■ Consigne a ■
Répondez aux questions suivantes à partir de l'extrait de page ci-dessous :
(i) Quel est le titre du premier roman d'Emmanuel Régniez ?
(ii) Quel jour de la semaine a lieu la seule sortie d'Octave et Véra ?
(iii) À quelle date et à quelle heure le monde d'Octave bascule-t-il ?

■ Extrait de page ■
Le gothique n'a aucun secret pour Emmanuel Régniez. Après L'ABC du gothique, mystérieux recueil de fiches paru aux éditions le Quartanier, Emmanuel Régniez nous offre son premier roman, Notre château. Avec ce court texte agrémenté de photographies anciennes, l'auteur sublime un genre qu'il connaît sur le bout des doigts et nous entraîne dans une rêverie étrange et sanglante...



L'angoisse du personnage devient celle du lecteur.

Octave et Véra sont frère et soeur. Depuis la mort de leurs parents, il y a vingt ans, ils vivent reclus dans une magnifique maison, qu'ils appellent leur « château ». La seule sortie a lieu le jeudi, jour où notre héros va dévaliser le libraire pour apporter à sa soeur tout ce qu'elle souhaite « ardemment » - le mot est important – lire. le 31 mars à 14 h 32, le monde d'Octave bascule. Il aperçoit Véra dans un bus. Elle ne sort pourtant jamais et elle abhorre les transports en commun. La tranquillité du « couple » est brisée et Octave commence à avoir des visions. le cauchemar, aussi bien pour le lecteur que pour les personnages, ne fait que commencer.

■ Lignes associées ■
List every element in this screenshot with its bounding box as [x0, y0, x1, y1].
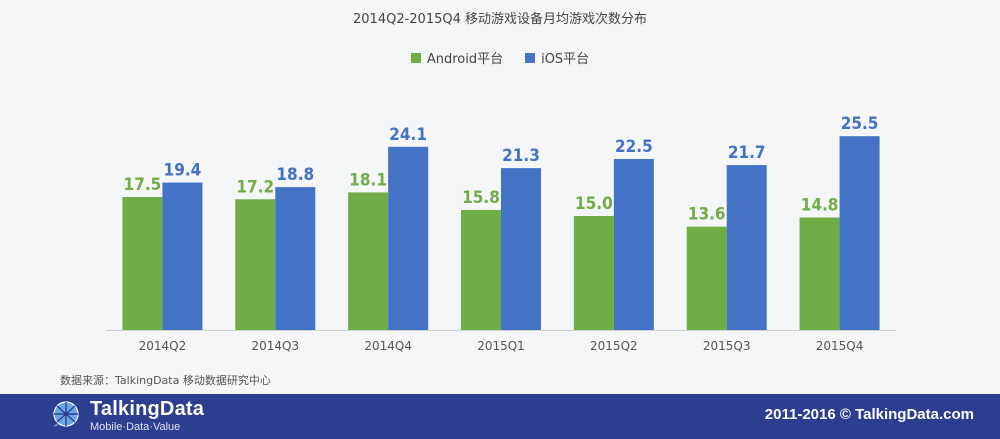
- data-label-android-2015Q2: 15.0: [575, 194, 613, 214]
- data-label-android-2015Q4: 14.8: [801, 196, 839, 216]
- data-label-android-2014Q4: 18.1: [349, 170, 387, 190]
- data-label-ios-2015Q4: 25.5: [841, 114, 879, 134]
- bar-ios-2015Q2: [613, 159, 654, 330]
- bar-android-2015Q3: [686, 226, 727, 330]
- x-tick-label-2015Q4: 2015Q4: [816, 339, 864, 353]
- copyright-text: 2011-2016 © TalkingData.com: [764, 406, 974, 423]
- legend-label-ios: iOS平台: [541, 52, 590, 67]
- bar-android-2015Q1: [461, 209, 501, 330]
- data-label-android-2015Q3: 13.6: [688, 205, 726, 225]
- legend-swatch-android: [410, 52, 421, 63]
- bar-ios-2015Q1: [501, 168, 541, 330]
- logo-tagline: Mobile·Data·Value: [90, 421, 181, 433]
- bar-android-2014Q3: [235, 199, 276, 330]
- data-source-note: 数据来源：TalkingData 移动数据研究中心: [60, 374, 271, 387]
- legend-swatch-ios: [525, 52, 536, 63]
- legend-item-android: Android平台: [410, 48, 504, 67]
- data-label-ios-2014Q3: 18.8: [276, 165, 314, 185]
- footer-bar: TalkingData Mobile·Data·Value 2011-2016 …: [0, 394, 1000, 439]
- bar-ios-2014Q2: [162, 182, 203, 330]
- x-tick-label-2014Q2: 2014Q2: [139, 339, 187, 353]
- bar-android-2015Q4: [799, 217, 840, 330]
- x-tick-label-2014Q4: 2014Q4: [364, 339, 412, 353]
- data-label-ios-2014Q4: 24.1: [389, 125, 427, 145]
- data-label-ios-2014Q2: 19.4: [164, 161, 202, 181]
- bar-ios-2015Q4: [839, 136, 880, 330]
- talkingdata-logo-icon: [53, 401, 79, 427]
- data-label-ios-2015Q2: 22.5: [615, 137, 653, 157]
- chart-title: 2014Q2-2015Q4 移动游戏设备月均游戏次数分布: [353, 12, 647, 27]
- data-label-android-2014Q3: 17.2: [236, 177, 274, 197]
- data-label-android-2015Q1: 15.8: [462, 188, 500, 208]
- x-tick-label-2015Q1: 2015Q1: [477, 339, 525, 353]
- x-tick-label-2015Q2: 2015Q2: [590, 339, 638, 353]
- legend-label-android: Android平台: [426, 52, 504, 67]
- bar-ios-2015Q3: [726, 165, 767, 330]
- bar-ios-2014Q4: [388, 146, 429, 330]
- bar-ios-2014Q3: [275, 187, 316, 330]
- bar-android-2015Q2: [573, 216, 614, 330]
- data-label-ios-2015Q3: 21.7: [728, 143, 766, 163]
- legend: Android平台 iOS平台: [0, 48, 1000, 67]
- logo-name: TalkingData: [90, 398, 205, 420]
- data-label-ios-2015Q1: 21.3: [502, 146, 540, 166]
- legend-item-ios: iOS平台: [525, 48, 589, 67]
- bar-android-2014Q4: [348, 192, 389, 330]
- bar-android-2014Q2: [122, 197, 163, 330]
- bar-chart: 17.519.4 2014Q2 17.218.8 2014Q3 18.1 24.1 2014…: [106, 114, 896, 353]
- x-tick-label-2015Q3: 2015Q3: [703, 339, 751, 353]
- x-tick-label-2014Q3: 2014Q3: [251, 339, 299, 353]
- data-label-android-2014Q2: 17.5: [124, 175, 162, 195]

■ Consigne b ■
Extrayez des lignes ci-dessus toutes celles qui contiennent la chaîne « Value », en tenant compte de la casse.

■ Réponse correcte a ■
(i) Notre château
(ii) Le jeudi
(iii) Le 31 mars à 14 h 32

■ Réponse correcte b ■
- logo-tagline: Mobile·Data·Value: [90, 421, 181, 433]
- footer-bar: TalkingData Mobile·Data·Value 2011-2016 …: [0, 394, 1000, 439]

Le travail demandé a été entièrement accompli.